EXERCISE BRIEF:
Update the records below by changing every "legend-label" to "legend-entry" and keeping everything else the same. Leave the pictures out of your answer.

--- START OF PROVIDED DATA ---

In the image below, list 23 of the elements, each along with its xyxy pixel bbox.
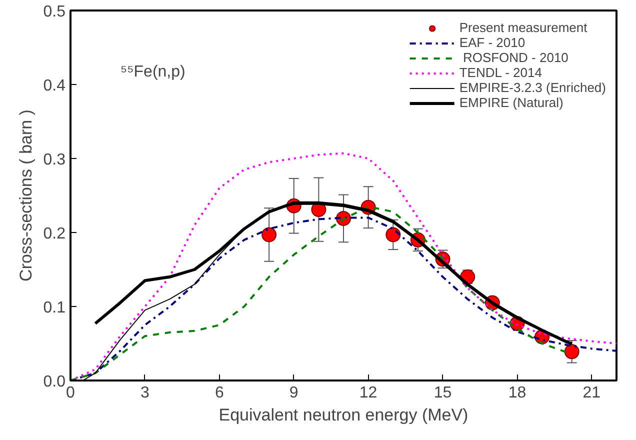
y-tick-label: 0.2 <box>43 226 66 242</box>
x-tick-label: 3 <box>140 384 150 402</box>
annotation: ⁵⁵Fe(n,p) <box>120 64 186 80</box>
y-tick-label: 0.0 <box>43 374 66 390</box>
legend-label: Present measurement <box>459 20 588 35</box>
x-tick-label: 15 <box>434 384 452 402</box>
x-tick-label: 9 <box>289 384 298 402</box>
x-tick-label: 6 <box>214 384 224 402</box>
x-tick-label: 21 <box>582 384 601 402</box>
y-axis-title: Cross-sections ( barn ) <box>16 110 36 282</box>
x-axis-title: Equivalent neutron energy (MeV) <box>218 406 468 424</box>
y-tick-label: 0.5 <box>43 4 66 20</box>
legend-label: TENDL - 2014 <box>459 65 542 80</box>
legend-label: ROSFOND - 2010 <box>462 50 568 65</box>
x-tick-label: 18 <box>508 384 526 402</box>
legend-label: EMPIRE-3.2.3 (Enriched) <box>459 80 606 95</box>
legend-label: EAF - 2010 <box>459 35 526 50</box>
legend-label: EMPIRE (Natural) <box>459 95 564 110</box>
y-tick-label: 0.1 <box>43 300 66 316</box>
y-tick-label: 0.4 <box>43 78 66 94</box>
x-tick-label: 0 <box>66 384 76 402</box>
y-tick-label: 0.3 <box>43 152 66 168</box>
x-tick-label: 12 <box>359 384 378 402</box>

--- END OF PROVIDED DATA ---

RESULT OF THIS EXERCISE:
In the image below, list 23 of the elements, each along with its xyxy pixel bbox.
y-tick-label: 0.2 <box>43 226 66 242</box>
x-tick-label: 3 <box>140 384 150 402</box>
annotation: ⁵⁵Fe(n,p) <box>120 64 186 80</box>
y-tick-label: 0.0 <box>43 374 66 390</box>
legend-entry: Present measurement <box>459 20 588 35</box>
x-tick-label: 15 <box>434 384 452 402</box>
x-tick-label: 9 <box>289 384 298 402</box>
x-tick-label: 6 <box>214 384 224 402</box>
x-tick-label: 21 <box>582 384 601 402</box>
y-axis-title: Cross-sections ( barn ) <box>16 110 36 282</box>
x-axis-title: Equivalent neutron energy (MeV) <box>218 406 468 424</box>
y-tick-label: 0.5 <box>43 4 66 20</box>
legend-entry: TENDL - 2014 <box>459 65 542 80</box>
legend-entry: ROSFOND - 2010 <box>462 50 568 65</box>
x-tick-label: 18 <box>508 384 526 402</box>
legend-entry: EMPIRE-3.2.3 (Enriched) <box>459 80 606 95</box>
legend-entry: EAF - 2010 <box>459 35 526 50</box>
legend-entry: EMPIRE (Natural) <box>459 95 564 110</box>
y-tick-label: 0.1 <box>43 300 66 316</box>
y-tick-label: 0.4 <box>43 78 66 94</box>
x-tick-label: 0 <box>66 384 76 402</box>
y-tick-label: 0.3 <box>43 152 66 168</box>
x-tick-label: 12 <box>359 384 378 402</box>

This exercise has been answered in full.